## Exercise objective
Write out the lines from the start up to and including the line with "tile-shadow-blob (505, 608, 536, 630)", putting "image-tile" wherever "generated-image-tile" appears and leaving everything else the same.

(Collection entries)
┌────────

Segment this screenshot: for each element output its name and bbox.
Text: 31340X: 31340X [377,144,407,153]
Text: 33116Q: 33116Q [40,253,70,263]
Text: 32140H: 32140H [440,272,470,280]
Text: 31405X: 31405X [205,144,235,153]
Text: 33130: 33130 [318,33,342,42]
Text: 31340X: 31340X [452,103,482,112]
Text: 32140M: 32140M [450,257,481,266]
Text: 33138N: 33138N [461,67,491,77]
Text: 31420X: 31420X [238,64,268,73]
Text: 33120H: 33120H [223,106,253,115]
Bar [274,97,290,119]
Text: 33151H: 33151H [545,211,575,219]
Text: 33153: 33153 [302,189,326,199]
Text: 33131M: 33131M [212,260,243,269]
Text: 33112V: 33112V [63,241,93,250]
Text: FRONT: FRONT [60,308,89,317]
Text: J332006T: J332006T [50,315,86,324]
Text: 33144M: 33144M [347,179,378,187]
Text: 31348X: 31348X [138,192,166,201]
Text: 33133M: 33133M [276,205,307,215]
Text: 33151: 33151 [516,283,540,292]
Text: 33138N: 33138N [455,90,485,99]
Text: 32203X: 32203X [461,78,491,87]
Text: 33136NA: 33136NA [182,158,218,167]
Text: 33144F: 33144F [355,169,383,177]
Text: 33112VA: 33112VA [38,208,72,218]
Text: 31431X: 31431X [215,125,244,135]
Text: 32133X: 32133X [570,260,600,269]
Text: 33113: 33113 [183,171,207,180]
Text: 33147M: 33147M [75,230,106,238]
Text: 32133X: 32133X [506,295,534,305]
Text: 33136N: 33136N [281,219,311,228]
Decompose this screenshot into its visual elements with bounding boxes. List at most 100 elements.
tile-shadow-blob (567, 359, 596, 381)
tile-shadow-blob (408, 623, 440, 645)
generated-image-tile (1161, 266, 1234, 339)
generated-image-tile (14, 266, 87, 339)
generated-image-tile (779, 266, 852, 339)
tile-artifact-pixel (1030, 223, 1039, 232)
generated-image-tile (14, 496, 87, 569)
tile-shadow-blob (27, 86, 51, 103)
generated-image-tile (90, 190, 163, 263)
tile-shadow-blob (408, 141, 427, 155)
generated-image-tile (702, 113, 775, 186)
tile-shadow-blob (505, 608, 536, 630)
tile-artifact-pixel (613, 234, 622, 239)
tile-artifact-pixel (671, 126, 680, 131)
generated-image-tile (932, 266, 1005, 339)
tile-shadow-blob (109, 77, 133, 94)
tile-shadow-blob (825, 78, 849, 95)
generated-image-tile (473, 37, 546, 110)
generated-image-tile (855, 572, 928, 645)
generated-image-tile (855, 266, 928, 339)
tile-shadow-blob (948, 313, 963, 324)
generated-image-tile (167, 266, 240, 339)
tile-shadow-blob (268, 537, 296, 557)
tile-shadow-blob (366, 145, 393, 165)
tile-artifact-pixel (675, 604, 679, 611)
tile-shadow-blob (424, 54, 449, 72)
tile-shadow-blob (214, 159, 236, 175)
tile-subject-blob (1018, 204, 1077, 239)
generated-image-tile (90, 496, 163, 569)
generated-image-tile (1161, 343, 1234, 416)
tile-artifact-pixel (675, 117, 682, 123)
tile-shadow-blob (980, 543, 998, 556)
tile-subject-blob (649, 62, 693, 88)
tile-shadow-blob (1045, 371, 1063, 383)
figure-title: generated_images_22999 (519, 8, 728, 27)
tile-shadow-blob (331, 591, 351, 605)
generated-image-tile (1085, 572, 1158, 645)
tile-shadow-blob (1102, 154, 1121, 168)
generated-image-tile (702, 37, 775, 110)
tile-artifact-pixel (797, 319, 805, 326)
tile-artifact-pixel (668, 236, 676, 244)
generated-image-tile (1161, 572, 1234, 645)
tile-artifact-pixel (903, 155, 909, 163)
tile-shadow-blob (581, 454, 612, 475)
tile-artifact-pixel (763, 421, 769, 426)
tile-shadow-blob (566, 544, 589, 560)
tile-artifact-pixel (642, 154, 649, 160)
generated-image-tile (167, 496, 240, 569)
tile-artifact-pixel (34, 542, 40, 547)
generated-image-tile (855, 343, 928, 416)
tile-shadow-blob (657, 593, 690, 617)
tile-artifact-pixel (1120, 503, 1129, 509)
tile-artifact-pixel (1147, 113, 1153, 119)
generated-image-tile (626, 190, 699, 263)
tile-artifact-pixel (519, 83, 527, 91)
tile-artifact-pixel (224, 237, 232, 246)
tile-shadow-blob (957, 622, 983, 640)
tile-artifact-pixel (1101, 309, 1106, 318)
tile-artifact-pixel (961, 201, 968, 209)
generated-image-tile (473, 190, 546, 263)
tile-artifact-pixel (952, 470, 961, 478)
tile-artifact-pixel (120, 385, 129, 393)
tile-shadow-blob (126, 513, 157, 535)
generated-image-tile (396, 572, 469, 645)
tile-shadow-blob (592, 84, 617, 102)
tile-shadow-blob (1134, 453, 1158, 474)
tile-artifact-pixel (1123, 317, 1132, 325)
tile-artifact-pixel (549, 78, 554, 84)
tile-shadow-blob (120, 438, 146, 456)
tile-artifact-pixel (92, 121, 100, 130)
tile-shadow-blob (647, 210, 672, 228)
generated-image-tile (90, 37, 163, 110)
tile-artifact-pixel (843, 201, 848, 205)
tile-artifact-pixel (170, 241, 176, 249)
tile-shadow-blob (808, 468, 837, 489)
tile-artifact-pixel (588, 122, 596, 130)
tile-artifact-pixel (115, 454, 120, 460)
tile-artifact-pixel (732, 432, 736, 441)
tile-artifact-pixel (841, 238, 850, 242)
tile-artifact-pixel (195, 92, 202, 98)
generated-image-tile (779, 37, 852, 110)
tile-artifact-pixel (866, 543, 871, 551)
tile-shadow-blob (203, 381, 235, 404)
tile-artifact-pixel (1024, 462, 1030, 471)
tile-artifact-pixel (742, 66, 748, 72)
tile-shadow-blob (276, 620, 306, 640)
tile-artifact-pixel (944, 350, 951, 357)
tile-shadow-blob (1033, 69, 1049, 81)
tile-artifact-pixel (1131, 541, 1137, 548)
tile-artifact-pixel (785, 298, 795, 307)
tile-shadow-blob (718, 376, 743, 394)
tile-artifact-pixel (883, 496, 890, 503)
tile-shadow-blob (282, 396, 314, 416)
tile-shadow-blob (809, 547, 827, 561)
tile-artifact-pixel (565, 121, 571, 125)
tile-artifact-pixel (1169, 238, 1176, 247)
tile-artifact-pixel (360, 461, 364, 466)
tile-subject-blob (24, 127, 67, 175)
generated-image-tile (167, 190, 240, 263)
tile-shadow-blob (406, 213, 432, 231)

└────────

## Solution to this task
Segment this screenshot: for each element output its name and bbox.
Text: 31340X: 31340X [377,144,407,153]
Text: 33116Q: 33116Q [40,253,70,263]
Text: 32140H: 32140H [440,272,470,280]
Text: 31405X: 31405X [205,144,235,153]
Text: 33130: 33130 [318,33,342,42]
Text: 31340X: 31340X [452,103,482,112]
Text: 32140M: 32140M [450,257,481,266]
Text: 33138N: 33138N [461,67,491,77]
Text: 31420X: 31420X [238,64,268,73]
Text: 33120H: 33120H [223,106,253,115]
Bar [274,97,290,119]
Text: 33151H: 33151H [545,211,575,219]
Text: 33153: 33153 [302,189,326,199]
Text: 33131M: 33131M [212,260,243,269]
Text: 33112V: 33112V [63,241,93,250]
Text: FRONT: FRONT [60,308,89,317]
Text: J332006T: J332006T [50,315,86,324]
Text: 33144M: 33144M [347,179,378,187]
Text: 31348X: 31348X [138,192,166,201]
Text: 33133M: 33133M [276,205,307,215]
Text: 33151: 33151 [516,283,540,292]
Text: 33138N: 33138N [455,90,485,99]
Text: 32203X: 32203X [461,78,491,87]
Text: 33136NA: 33136NA [182,158,218,167]
Text: 33144F: 33144F [355,169,383,177]
Text: 33112VA: 33112VA [38,208,72,218]
Text: 31431X: 31431X [215,125,244,135]
Text: 32133X: 32133X [570,260,600,269]
Text: 33113: 33113 [183,171,207,180]
Text: 33147M: 33147M [75,230,106,238]
Text: 32133X: 32133X [506,295,534,305]
Text: 33136N: 33136N [281,219,311,228]
Decompose this screenshot into its visual elements with bounding boxes. List at most 100 elements.
tile-shadow-blob (567, 359, 596, 381)
tile-shadow-blob (408, 623, 440, 645)
image-tile (1161, 266, 1234, 339)
image-tile (14, 266, 87, 339)
image-tile (779, 266, 852, 339)
tile-artifact-pixel (1030, 223, 1039, 232)
image-tile (14, 496, 87, 569)
tile-shadow-blob (27, 86, 51, 103)
image-tile (90, 190, 163, 263)
tile-shadow-blob (408, 141, 427, 155)
image-tile (702, 113, 775, 186)
tile-shadow-blob (505, 608, 536, 630)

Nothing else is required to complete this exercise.